> [STATED PROBLEM] Collect every line that includes the string "value".

> [ROWS]
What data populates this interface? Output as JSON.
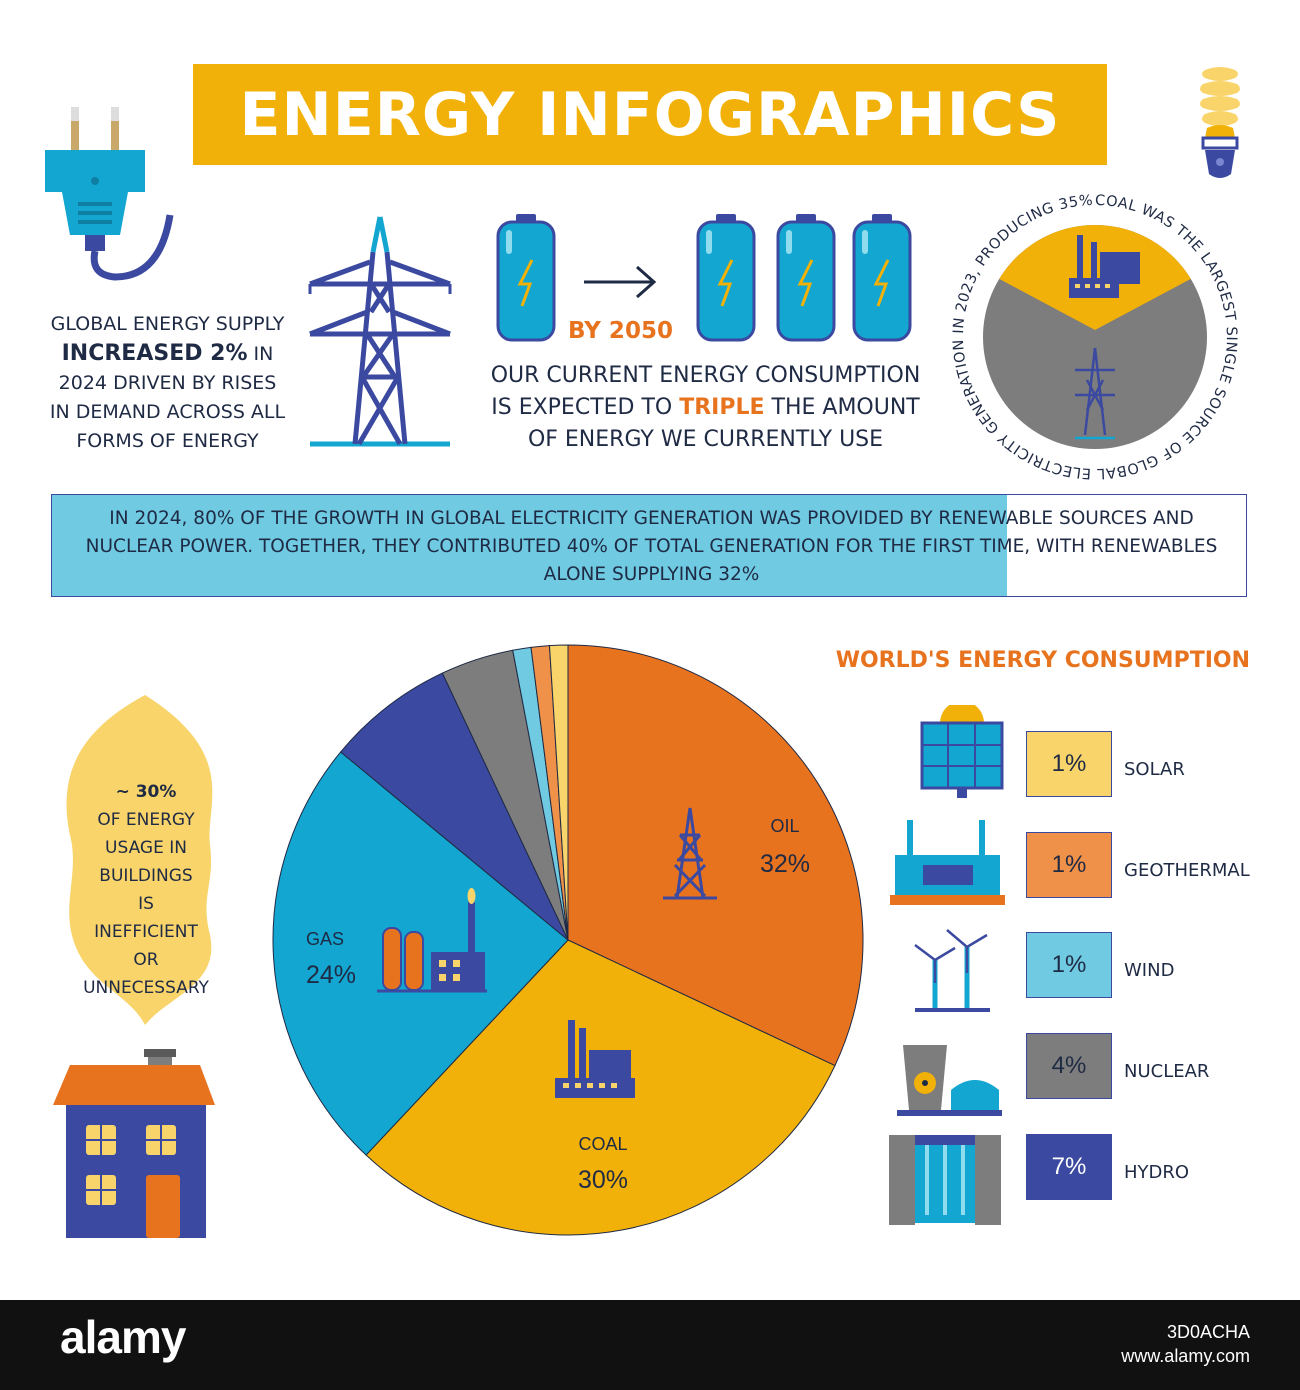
{
  "header": {
    "title": "ENERGY INFOGRAPHICS"
  },
  "supply": {
    "line1": "GLOBAL ENERGY SUPPLY",
    "highlight": "INCREASED 2%",
    "line2_rest": " IN",
    "line3": "2024 DRIVEN BY RISES",
    "line4": "IN DEMAND ACROSS ALL",
    "line5": "FORMS OF ENERGY"
  },
  "forecast": {
    "by_label": "BY 2050",
    "line1": "OUR CURRENT ENERGY CONSUMPTION",
    "line2_pre": "IS EXPECTED TO ",
    "line2_highlight": "TRIPLE",
    "line2_post": " THE AMOUNT",
    "line3": "OF ENERGY WE CURRENTLY USE"
  },
  "coal_circle": {
    "circular_text": "COAL WAS THE LARGEST SINGLE SOURCE OF GLOBAL ELECTRICITY GENERATION IN 2023, PRODUCING 35% "
  },
  "growth": {
    "text": "IN 2024, 80% OF THE GROWTH IN GLOBAL ELECTRICITY GENERATION WAS PROVIDED BY RENEWABLE SOURCES AND NUCLEAR POWER. TOGETHER, THEY CONTRIBUTED 40% OF TOTAL GENERATION FOR THE FIRST TIME, WITH RENEWABLES ALONE SUPPLYING 32%",
    "fill_fraction": 0.8
  },
  "buildings": {
    "value": "~ 30%",
    "lines": [
      "OF ENERGY",
      "USAGE IN",
      "BUILDINGS",
      "IS",
      "INEFFICIENT",
      "OR",
      "UNNECESSARY"
    ]
  },
  "chart_data": {
    "type": "pie",
    "title": "WORLD'S ENERGY CONSUMPTION",
    "series": [
      {
        "name": "OIL",
        "value": 32,
        "label": "32%",
        "color": "#e8731f"
      },
      {
        "name": "COAL",
        "value": 30,
        "label": "30%",
        "color": "#f2b108"
      },
      {
        "name": "GAS",
        "value": 24,
        "label": "24%",
        "color": "#13a6d0"
      },
      {
        "name": "HYDRO",
        "value": 7,
        "label": "7%",
        "color": "#3b4aa0"
      },
      {
        "name": "NUCLEAR",
        "value": 4,
        "label": "4%",
        "color": "#7d7d7d"
      },
      {
        "name": "WIND",
        "value": 1,
        "label": "1%",
        "color": "#6fcae2"
      },
      {
        "name": "GEOTHERMAL",
        "value": 1,
        "label": "1%",
        "color": "#ef9148"
      },
      {
        "name": "SOLAR",
        "value": 1,
        "label": "1%",
        "color": "#f8d46a"
      }
    ],
    "legend": [
      {
        "name": "SOLAR",
        "label": "1%",
        "color": "#f8d46a"
      },
      {
        "name": "GEOTHERMAL",
        "label": "1%",
        "color": "#ef9148"
      },
      {
        "name": "WIND",
        "label": "1%",
        "color": "#6fcae2"
      },
      {
        "name": "NUCLEAR",
        "label": "4%",
        "color": "#7d7d7d"
      },
      {
        "name": "HYDRO",
        "label": "7%",
        "color": "#3b4aa0"
      }
    ],
    "legend_placement": "right"
  },
  "footer": {
    "logo": "alamy",
    "image_id": "3D0ACHA",
    "url": "www.alamy.com"
  }
}
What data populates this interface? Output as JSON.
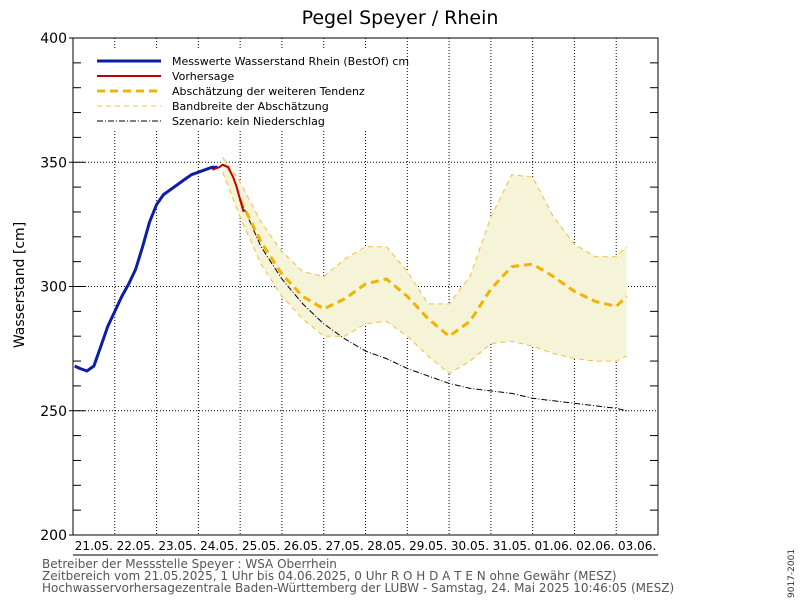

> [TASK ANSWER]
    "value": "~ 30%",
        "value": 32,
        "value": 30,
        "value": 24,
        "value": 7,
        "value": 4,
        "value": 1,
        "value": 1,
        "value": 1,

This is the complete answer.